--- Start Source data ---
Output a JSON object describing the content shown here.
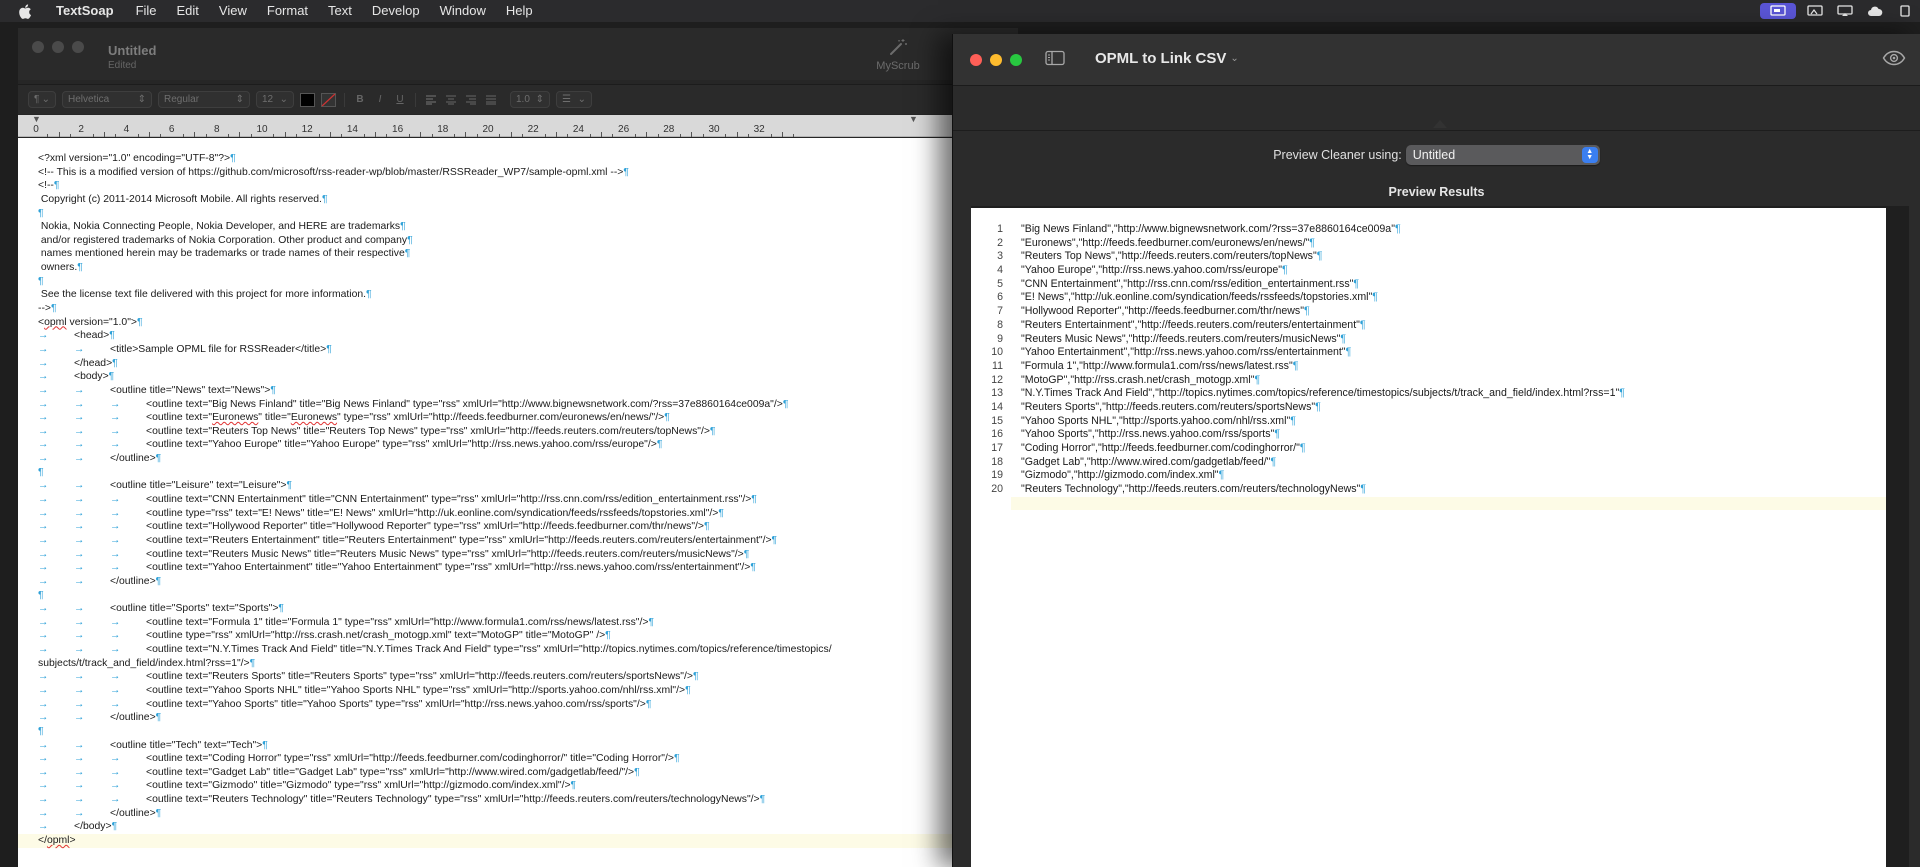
{
  "menubar": {
    "app_name": "TextSoap",
    "items": [
      "File",
      "Edit",
      "View",
      "Format",
      "Text",
      "Develop",
      "Window",
      "Help"
    ]
  },
  "doc_window": {
    "title": "Untitled",
    "subtitle": "Edited",
    "myscrub_label": "MyScrub",
    "format_bar": {
      "paragraph_style": "¶",
      "font_family": "Helvetica",
      "font_style": "Regular",
      "font_size": "12",
      "line_spacing": "1.0",
      "bold": "B",
      "italic": "I",
      "underline": "U"
    },
    "ruler_labels": [
      "0",
      "2",
      "4",
      "6",
      "8",
      "10",
      "12",
      "14",
      "16",
      "18",
      "20",
      "22",
      "24",
      "26",
      "28",
      "30",
      "32"
    ],
    "lines": [
      "<?xml version=\"1.0\" encoding=\"UTF-8\"?>",
      "<!-- This is a modified version of https://github.com/microsoft/rss-reader-wp/blob/master/RSSReader_WP7/sample-opml.xml -->",
      "<!--",
      " Copyright (c) 2011-2014 Microsoft Mobile. All rights reserved.",
      "",
      " Nokia, Nokia Connecting People, Nokia Developer, and HERE are trademarks",
      " and/or registered trademarks of Nokia Corporation. Other product and company",
      " names mentioned herein may be trademarks or trade names of their respective",
      " owners.",
      "",
      " See the license text file delivered with this project for more information.",
      "-->",
      "<opml version=\"1.0\">",
      "\t<head>",
      "\t\t<title>Sample OPML file for RSSReader</title>",
      "\t</head>",
      "\t<body>",
      "\t\t<outline title=\"News\" text=\"News\">",
      "\t\t\t<outline text=\"Big News Finland\" title=\"Big News Finland\" type=\"rss\" xmlUrl=\"http://www.bignewsnetwork.com/?rss=37e8860164ce009a\"/>",
      "\t\t\t<outline text=\"Euronews\" title=\"Euronews\" type=\"rss\" xmlUrl=\"http://feeds.feedburner.com/euronews/en/news/\"/>",
      "\t\t\t<outline text=\"Reuters Top News\" title=\"Reuters Top News\" type=\"rss\" xmlUrl=\"http://feeds.reuters.com/reuters/topNews\"/>",
      "\t\t\t<outline text=\"Yahoo Europe\" title=\"Yahoo Europe\" type=\"rss\" xmlUrl=\"http://rss.news.yahoo.com/rss/europe\"/>",
      "\t\t</outline>",
      "",
      "\t\t<outline title=\"Leisure\" text=\"Leisure\">",
      "\t\t\t<outline text=\"CNN Entertainment\" title=\"CNN Entertainment\" type=\"rss\" xmlUrl=\"http://rss.cnn.com/rss/edition_entertainment.rss\"/>",
      "\t\t\t<outline type=\"rss\" text=\"E! News\" title=\"E! News\" xmlUrl=\"http://uk.eonline.com/syndication/feeds/rssfeeds/topstories.xml\"/>",
      "\t\t\t<outline text=\"Hollywood Reporter\" title=\"Hollywood Reporter\" type=\"rss\" xmlUrl=\"http://feeds.feedburner.com/thr/news\"/>",
      "\t\t\t<outline text=\"Reuters Entertainment\" title=\"Reuters Entertainment\" type=\"rss\" xmlUrl=\"http://feeds.reuters.com/reuters/entertainment\"/>",
      "\t\t\t<outline text=\"Reuters Music News\" title=\"Reuters Music News\" type=\"rss\" xmlUrl=\"http://feeds.reuters.com/reuters/musicNews\"/>",
      "\t\t\t<outline text=\"Yahoo Entertainment\" title=\"Yahoo Entertainment\" type=\"rss\" xmlUrl=\"http://rss.news.yahoo.com/rss/entertainment\"/>",
      "\t\t</outline>",
      "",
      "\t\t<outline title=\"Sports\" text=\"Sports\">",
      "\t\t\t<outline text=\"Formula 1\" title=\"Formula 1\" type=\"rss\" xmlUrl=\"http://www.formula1.com/rss/news/latest.rss\"/>",
      "\t\t\t<outline type=\"rss\" xmlUrl=\"http://rss.crash.net/crash_motogp.xml\" text=\"MotoGP\" title=\"MotoGP\" />",
      "\t\t\t<outline text=\"N.Y.Times Track And Field\" title=\"N.Y.Times Track And Field\" type=\"rss\" xmlUrl=\"http://topics.nytimes.com/topics/reference/timestopics/",
      "subjects/t/track_and_field/index.html?rss=1\"/>",
      "\t\t\t<outline text=\"Reuters Sports\" title=\"Reuters Sports\" type=\"rss\" xmlUrl=\"http://feeds.reuters.com/reuters/sportsNews\"/>",
      "\t\t\t<outline text=\"Yahoo Sports NHL\" title=\"Yahoo Sports NHL\" type=\"rss\" xmlUrl=\"http://sports.yahoo.com/nhl/rss.xml\"/>",
      "\t\t\t<outline text=\"Yahoo Sports\" title=\"Yahoo Sports\" type=\"rss\" xmlUrl=\"http://rss.news.yahoo.com/rss/sports\"/>",
      "\t\t</outline>",
      "",
      "\t\t<outline title=\"Tech\" text=\"Tech\">",
      "\t\t\t<outline text=\"Coding Horror\" type=\"rss\" xmlUrl=\"http://feeds.feedburner.com/codinghorror/\" title=\"Coding Horror\"/>",
      "\t\t\t<outline text=\"Gadget Lab\" title=\"Gadget Lab\" type=\"rss\" xmlUrl=\"http://www.wired.com/gadgetlab/feed/\"/>",
      "\t\t\t<outline text=\"Gizmodo\" title=\"Gizmodo\" type=\"rss\" xmlUrl=\"http://gizmodo.com/index.xml\"/>",
      "\t\t\t<outline text=\"Reuters Technology\" title=\"Reuters Technology\" type=\"rss\" xmlUrl=\"http://feeds.reuters.com/reuters/technologyNews\"/>",
      "\t\t</outline>",
      "\t</body>",
      "</opml>"
    ]
  },
  "preview_window": {
    "title": "OPML to Link CSV",
    "preview_cleaner_label": "Preview Cleaner using:",
    "cleaner_selected": "Untitled",
    "results_title": "Preview Results",
    "results": [
      "\"Big News Finland\",\"http://www.bignewsnetwork.com/?rss=37e8860164ce009a\"",
      "\"Euronews\",\"http://feeds.feedburner.com/euronews/en/news/\"",
      "\"Reuters Top News\",\"http://feeds.reuters.com/reuters/topNews\"",
      "\"Yahoo Europe\",\"http://rss.news.yahoo.com/rss/europe\"",
      "\"CNN Entertainment\",\"http://rss.cnn.com/rss/edition_entertainment.rss\"",
      "\"E! News\",\"http://uk.eonline.com/syndication/feeds/rssfeeds/topstories.xml\"",
      "\"Hollywood Reporter\",\"http://feeds.feedburner.com/thr/news\"",
      "\"Reuters Entertainment\",\"http://feeds.reuters.com/reuters/entertainment\"",
      "\"Reuters Music News\",\"http://feeds.reuters.com/reuters/musicNews\"",
      "\"Yahoo Entertainment\",\"http://rss.news.yahoo.com/rss/entertainment\"",
      "\"Formula 1\",\"http://www.formula1.com/rss/news/latest.rss\"",
      "\"MotoGP\",\"http://rss.crash.net/crash_motogp.xml\"",
      "\"N.Y.Times Track And Field\",\"http://topics.nytimes.com/topics/reference/timestopics/subjects/t/track_and_field/index.html?rss=1\"",
      "\"Reuters Sports\",\"http://feeds.reuters.com/reuters/sportsNews\"",
      "\"Yahoo Sports NHL\",\"http://sports.yahoo.com/nhl/rss.xml\"",
      "\"Yahoo Sports\",\"http://rss.news.yahoo.com/rss/sports\"",
      "\"Coding Horror\",\"http://feeds.feedburner.com/codinghorror/\"",
      "\"Gadget Lab\",\"http://www.wired.com/gadgetlab/feed/\"",
      "\"Gizmodo\",\"http://gizmodo.com/index.xml\"",
      "\"Reuters Technology\",\"http://feeds.reuters.com/reuters/technologyNews\""
    ]
  },
  "colors": {
    "invisible_marker": "#2ea1d8",
    "select_accent": "#3b7ff1",
    "close": "#fe5f57",
    "minimize": "#febc2e",
    "zoom": "#28c840",
    "current_line": "#fdfbe6"
  },
  "icons": [
    "apple-icon",
    "magic-wand-icon",
    "sidebar-toggle-icon",
    "eye-icon",
    "chevron-down-icon",
    "up-down-arrows-icon"
  ]
}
--- End Source data ---
> Written instruction:
Locate the word "Euronews" in the data above. Copy every line carrying it.

> Full output:
      "\t\t\t<outline text=\"Euronews\" title=\"Euronews\" type=\"rss\" xmlUrl=\"http://feeds.feedburner.com/euronews/en/news/\"/>",
      "\"Euronews\",\"http://feeds.feedburner.com/euronews/en/news/\"",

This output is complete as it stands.